» **Aim**
Omit the pictures, then write out every entry exactly as it reads.

» **Material**
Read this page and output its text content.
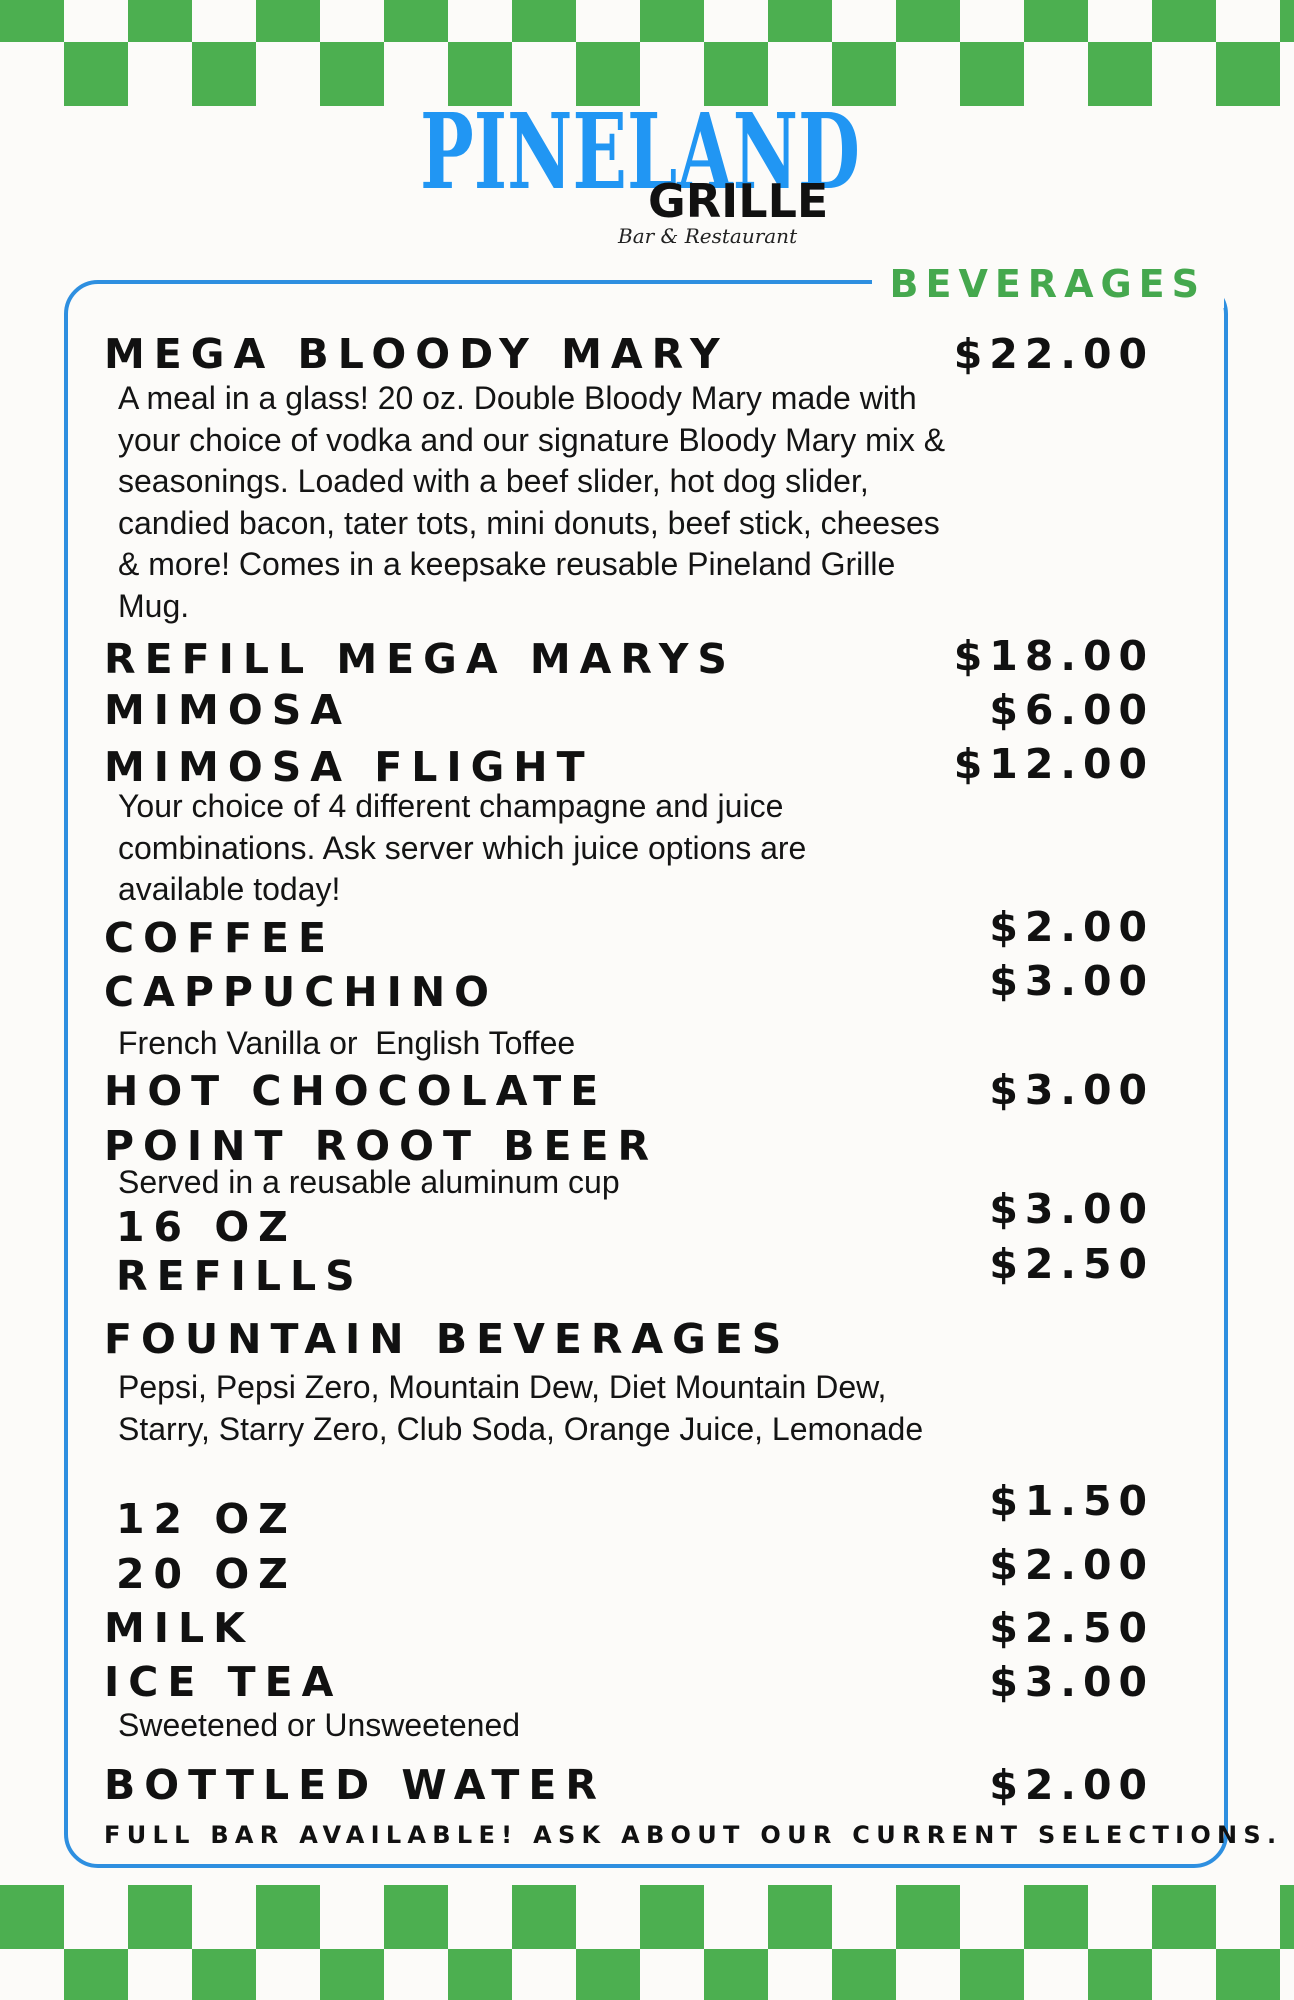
PINELAND
GRILLE
Bar & Restaurant
BEVERAGES
MEGA BLOODY MARY	$22.00
A meal in a glass! 20 oz. Double Bloody Mary made with your choice of vodka and our signature Bloody Mary mix & seasonings. Loaded with a beef slider, hot dog slider, candied bacon, tater tots, mini donuts, beef stick, cheeses & more! Comes in a keepsake reusable Pineland Grille Mug.
REFILL MEGA MARYS	$18.00
MIMOSA	$6.00
MIMOSA FLIGHT	$12.00
Your choice of 4 different champagne and juice combinations. Ask server which juice options are available today!
COFFEE	$2.00
CAPPUCHINO	$3.00
French Vanilla or  English Toffee
HOT CHOCOLATE	$3.00
POINT ROOT BEER
Served in a reusable aluminum cup
16 OZ	$3.00
REFILLS	$2.50
FOUNTAIN BEVERAGES
Pepsi, Pepsi Zero, Mountain Dew, Diet Mountain Dew, Starry, Starry Zero, Club Soda, Orange Juice, Lemonade
12 OZ	$1.50
20 OZ	$2.00
MILK	$2.50
ICE TEA	$3.00
Sweetened or Unsweetened
BOTTLED WATER	$2.00
FULL BAR AVAILABLE! ASK ABOUT OUR CURRENT SELECTIONS.
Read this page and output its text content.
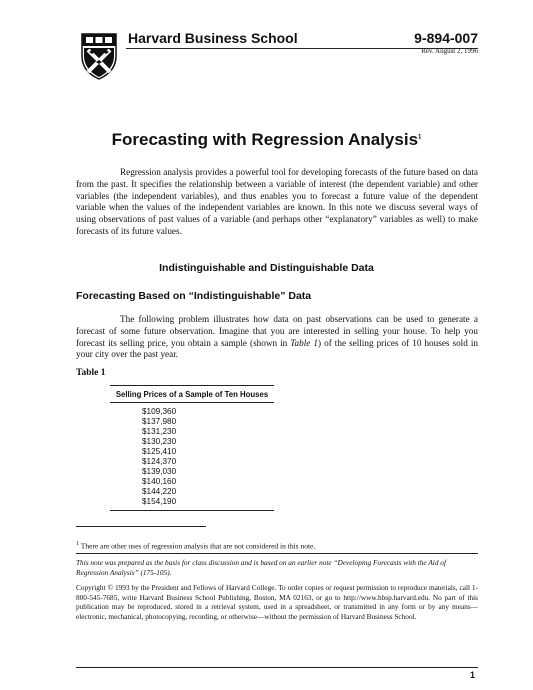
Harvard Business School	9-894-007
Rev. August 2, 1996
Forecasting with Regression Analysis$^1$
Regression analysis provides a powerful tool for developing forecasts of the future based on data from the past. It specifies the relationship between a variable of interest (the dependent variable) and other variables (the independent variables), and thus enables you to forecast a future value of the dependent variable when the values of the independent variables are known. In this note we discuss several ways of using observations of past values of a variable (and perhaps other “explanatory” variables as well) to make forecasts of its future values.
Indistinguishable and Distinguishable Data
Forecasting Based on “Indistinguishable” Data
The following problem illustrates how data on past observations can be used to generate a forecast of some future observation. Imagine that you are interested in selling your house. To help you forecast its selling price, you obtain a sample (shown in Table 1) of the selling prices of 10 houses sold in your city over the past year.
Table 1
Selling Prices of a Sample of Ten Houses
$109,360
$137,980
$131,230
$130,230
$125,410
$124,370
$139,030
$140,160
$144,220
$154,190
$^1$ There are other uses of regression analysis that are not considered in this note.
This note was prepared as the basis for class discussion and is based on an earlier note “Developing Forecasts with the Aid of Regression Analysis” (175-105).
Copyright © 1993 by the President and Fellows of Harvard College. To order copies or request permission to reproduce materials, call 1-800-545-7685, write Harvard Business School Publishing, Boston, MA 02163, or go to http://www.hbsp.harvard.edu. No part of this publication may be reproduced, stored in a retrieval system, used in a spreadsheet, or transmitted in any form or by any means—electronic, mechanical, photocopying, recording, or otherwise—without the permission of Harvard Business School.
1
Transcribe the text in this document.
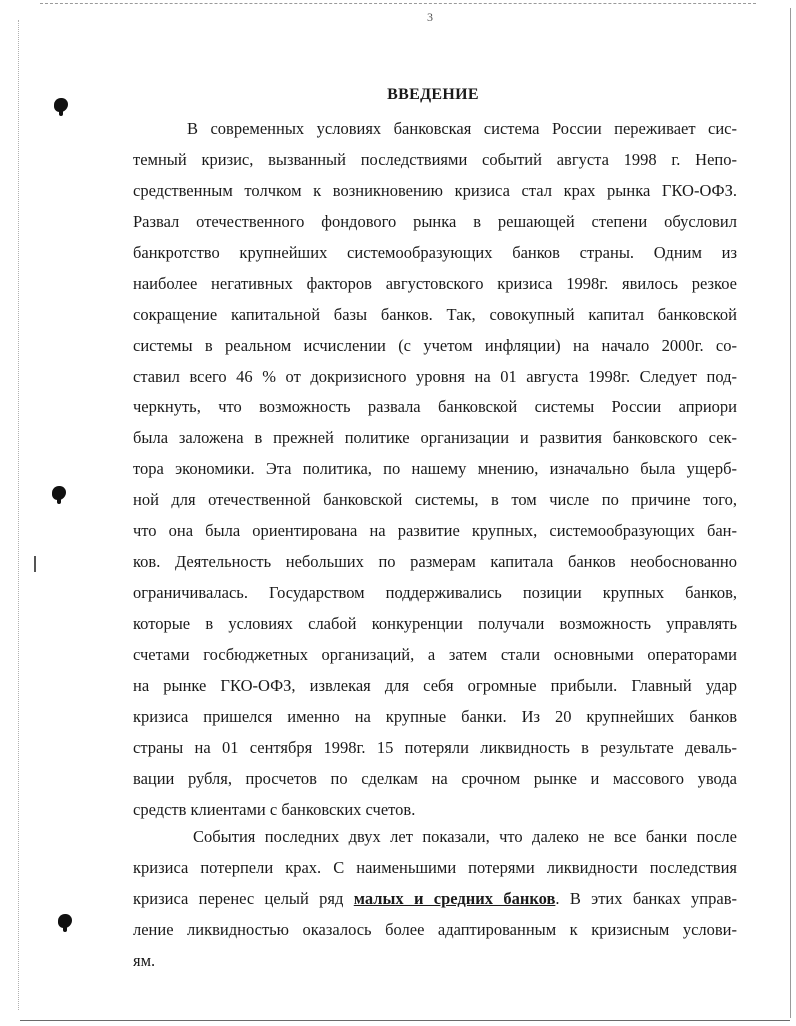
3
ВВЕДЕНИЕ
В современных условиях банковская система России переживает сис-
темный кризис, вызванный последствиями событий августа 1998 г. Непо-
средственным толчком к возникновению кризиса стал крах рынка ГКО-ОФЗ.
Развал отечественного фондового рынка в решающей степени обусловил
банкротство крупнейших системообразующих банков страны. Одним из
наиболее негативных факторов августовского кризиса 1998г. явилось резкое
сокращение капитальной базы банков. Так, совокупный капитал банковской
системы в реальном исчислении (с учетом инфляции) на начало 2000г. со-
ставил всего 46 % от докризисного уровня на 01 августа 1998г. Следует под-
черкнуть, что возможность развала банковской системы России априори
была заложена в прежней политике организации и развития банковского сек-
тора экономики. Эта политика, по нашему мнению, изначально была ущерб-
ной для отечественной банковской системы, в том числе по причине того,
что она была ориентирована на развитие крупных, системообразующих бан-
ков. Деятельность небольших по размерам капитала банков необоснованно
ограничивалась. Государством поддерживались позиции крупных банков,
которые в условиях слабой конкуренции получали возможность управлять
счетами госбюджетных организаций, а затем стали основными операторами
на рынке ГКО-ОФЗ, извлекая для себя огромные прибыли. Главный удар
кризиса пришелся именно на крупные банки. Из 20 крупнейших банков
страны на 01 сентября 1998г. 15 потеряли ликвидность в результате деваль-
вации рубля, просчетов по сделкам на срочном рынке и массового увода
средств клиентами с банковских счетов.
События последних двух лет показали, что далеко не все банки после
кризиса потерпели крах. С наименьшими потерями ликвидности последствия
кризиса перенес целый ряд малых и средних банков. В этих банках управ-
ление ликвидностью оказалось более адаптированным к кризисным услови-
ям.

» **Exercise solution**
Read this page and output its text content.
PINELAND
GRILLE
Bar & Restaurant
BEVERAGES
MEGA BLOODY MARY	$22.00
A meal in a glass! 20 oz. Double Bloody Mary made with your choice of vodka and our signature Bloody Mary mix & seasonings. Loaded with a beef slider, hot dog slider, candied bacon, tater tots, mini donuts, beef stick, cheeses & more! Comes in a keepsake reusable Pineland Grille Mug.
REFILL MEGA MARYS	$18.00
MIMOSA	$6.00
MIMOSA FLIGHT	$12.00
Your choice of 4 different champagne and juice combinations. Ask server which juice options are available today!
COFFEE	$2.00
CAPPUCHINO	$3.00
French Vanilla or  English Toffee
HOT CHOCOLATE	$3.00
POINT ROOT BEER
Served in a reusable aluminum cup
16 OZ	$3.00
REFILLS	$2.50
FOUNTAIN BEVERAGES
Pepsi, Pepsi Zero, Mountain Dew, Diet Mountain Dew, Starry, Starry Zero, Club Soda, Orange Juice, Lemonade
12 OZ	$1.50
20 OZ	$2.00
MILK	$2.50
ICE TEA	$3.00
Sweetened or Unsweetened
BOTTLED WATER	$2.00
FULL BAR AVAILABLE! ASK ABOUT OUR CURRENT SELECTIONS.
Read this page and output its text content.
Harvard Business School	9-894-007
Rev. August 2, 1996
Forecasting with Regression Analysis$^1$
Regression analysis provides a powerful tool for developing forecasts of the future based on data from the past. It specifies the relationship between a variable of interest (the dependent variable) and other variables (the independent variables), and thus enables you to forecast a future value of the dependent variable when the values of the independent variables are known. In this note we discuss several ways of using observations of past values of a variable (and perhaps other “explanatory” variables as well) to make forecasts of its future values.
Indistinguishable and Distinguishable Data
Forecasting Based on “Indistinguishable” Data
The following problem illustrates how data on past observations can be used to generate a forecast of some future observation. Imagine that you are interested in selling your house. To help you forecast its selling price, you obtain a sample (shown in Table 1) of the selling prices of 10 houses sold in your city over the past year.
Table 1
Selling Prices of a Sample of Ten Houses
$109,360
$137,980
$131,230
$130,230
$125,410
$124,370
$139,030
$140,160
$144,220
$154,190
$^1$ There are other uses of regression analysis that are not considered in this note.
This note was prepared as the basis for class discussion and is based on an earlier note “Developing Forecasts with the Aid of Regression Analysis” (175-105).
Copyright © 1993 by the President and Fellows of Harvard College. To order copies or request permission to reproduce materials, call 1-800-545-7685, write Harvard Business School Publishing, Boston, MA 02163, or go to http://www.hbsp.harvard.edu. No part of this publication may be reproduced, stored in a retrieval system, used in a spreadsheet, or transmitted in any form or by any means—electronic, mechanical, photocopying, recording, or otherwise—without the permission of Harvard Business School.
1
Transcribe the text in this document.
3
ВВЕДЕНИЕ
В современных условиях банковская система России переживает сис-
темный кризис, вызванный последствиями событий августа 1998 г. Непо-
средственным толчком к возникновению кризиса стал крах рынка ГКО-ОФЗ.
Развал отечественного фондового рынка в решающей степени обусловил
банкротство крупнейших системообразующих банков страны. Одним из
наиболее негативных факторов августовского кризиса 1998г. явилось резкое
сокращение капитальной базы банков. Так, совокупный капитал банковской
системы в реальном исчислении (с учетом инфляции) на начало 2000г. со-
ставил всего 46 % от докризисного уровня на 01 августа 1998г. Следует под-
черкнуть, что возможность развала банковской системы России априори
была заложена в прежней политике организации и развития банковского сек-
тора экономики. Эта политика, по нашему мнению, изначально была ущерб-
ной для отечественной банковской системы, в том числе по причине того,
что она была ориентирована на развитие крупных, системообразующих бан-
ков. Деятельность небольших по размерам капитала банков необоснованно
ограничивалась. Государством поддерживались позиции крупных банков,
которые в условиях слабой конкуренции получали возможность управлять
счетами госбюджетных организаций, а затем стали основными операторами
на рынке ГКО-ОФЗ, извлекая для себя огромные прибыли. Главный удар
кризиса пришелся именно на крупные банки. Из 20 крупнейших банков
страны на 01 сентября 1998г. 15 потеряли ликвидность в результате деваль-
вации рубля, просчетов по сделкам на срочном рынке и массового увода
средств клиентами с банковских счетов.
События последних двух лет показали, что далеко не все банки после
кризиса потерпели крах. С наименьшими потерями ликвидности последствия
кризиса перенес целый ряд малых и средних банков. В этих банках управ-
ление ликвидностью оказалось более адаптированным к кризисным услови-
ям.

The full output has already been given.